**What the exercise asks:** Reply with one number only, the count of lines holding the string "color".

BEGIN Data supplied

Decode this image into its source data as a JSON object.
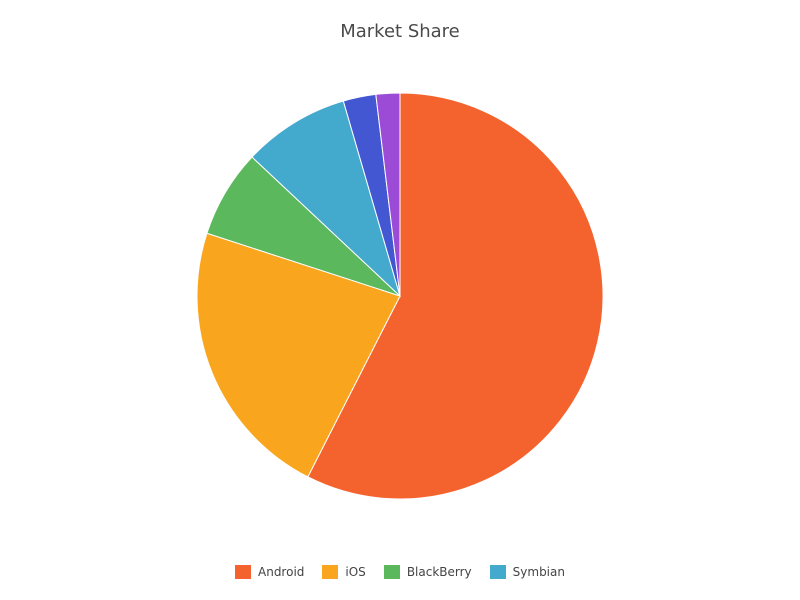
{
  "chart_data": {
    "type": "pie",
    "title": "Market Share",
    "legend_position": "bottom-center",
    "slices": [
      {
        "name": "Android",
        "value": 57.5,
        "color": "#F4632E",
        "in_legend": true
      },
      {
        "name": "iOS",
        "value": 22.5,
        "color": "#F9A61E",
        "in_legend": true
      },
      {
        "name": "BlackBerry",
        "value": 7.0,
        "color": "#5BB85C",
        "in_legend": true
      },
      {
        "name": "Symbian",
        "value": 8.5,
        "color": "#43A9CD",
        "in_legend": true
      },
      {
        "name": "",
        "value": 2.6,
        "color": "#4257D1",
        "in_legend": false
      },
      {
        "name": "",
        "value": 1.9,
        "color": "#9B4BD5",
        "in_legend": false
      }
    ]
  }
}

END Data supplied

**Answer for this exercise:** 6